**Your instructions**
Work out how many lines in the data hold the word "title", and reply with that number only.

**Data entries**
════
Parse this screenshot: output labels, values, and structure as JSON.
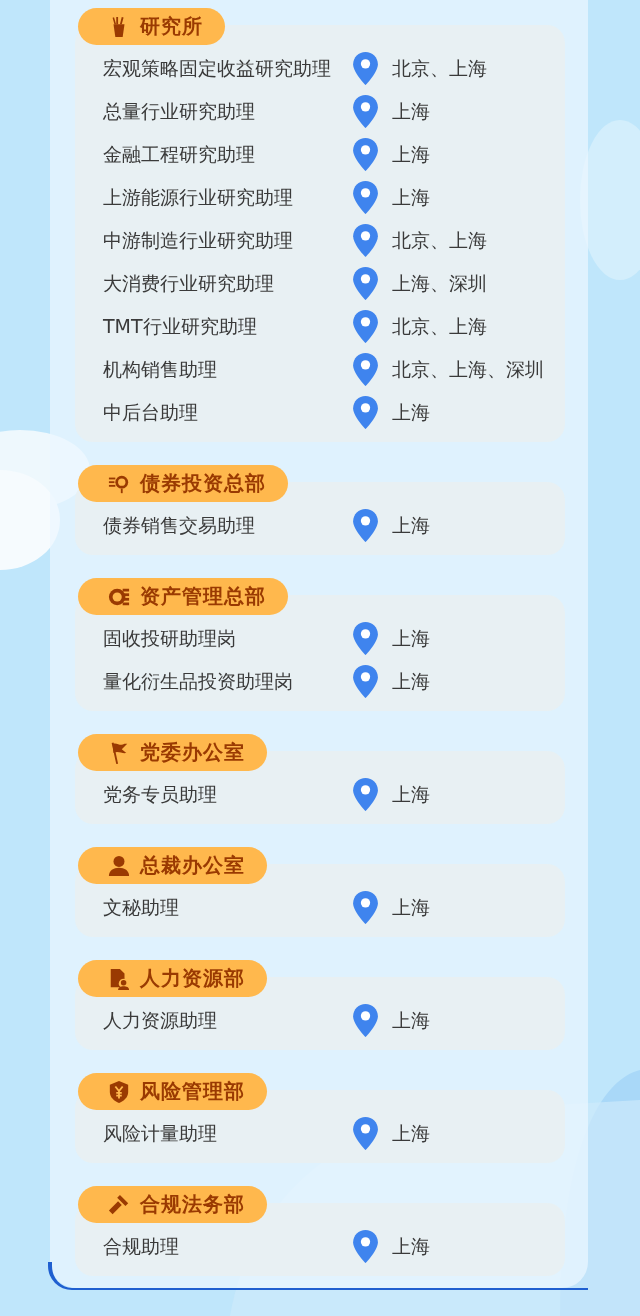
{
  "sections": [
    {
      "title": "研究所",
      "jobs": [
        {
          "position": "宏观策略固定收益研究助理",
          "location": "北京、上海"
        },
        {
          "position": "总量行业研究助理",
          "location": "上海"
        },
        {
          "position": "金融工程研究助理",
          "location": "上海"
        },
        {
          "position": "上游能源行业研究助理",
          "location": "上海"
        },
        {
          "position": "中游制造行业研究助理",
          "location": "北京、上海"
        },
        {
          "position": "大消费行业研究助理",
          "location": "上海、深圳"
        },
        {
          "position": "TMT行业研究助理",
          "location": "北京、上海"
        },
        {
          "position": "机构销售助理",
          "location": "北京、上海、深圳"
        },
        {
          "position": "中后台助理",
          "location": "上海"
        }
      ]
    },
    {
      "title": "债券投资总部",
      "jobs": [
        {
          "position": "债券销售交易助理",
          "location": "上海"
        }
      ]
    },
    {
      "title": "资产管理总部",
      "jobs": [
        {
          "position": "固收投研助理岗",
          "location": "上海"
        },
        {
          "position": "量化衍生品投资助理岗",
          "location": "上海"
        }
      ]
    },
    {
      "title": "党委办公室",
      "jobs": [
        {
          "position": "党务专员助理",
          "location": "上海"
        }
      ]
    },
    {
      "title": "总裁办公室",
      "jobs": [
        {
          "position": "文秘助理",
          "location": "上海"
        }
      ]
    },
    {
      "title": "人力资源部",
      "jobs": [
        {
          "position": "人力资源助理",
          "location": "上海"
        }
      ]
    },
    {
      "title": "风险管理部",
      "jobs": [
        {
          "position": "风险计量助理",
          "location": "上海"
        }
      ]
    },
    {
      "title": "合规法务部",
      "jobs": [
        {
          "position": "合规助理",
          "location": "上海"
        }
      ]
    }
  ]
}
════
**Task solution**
8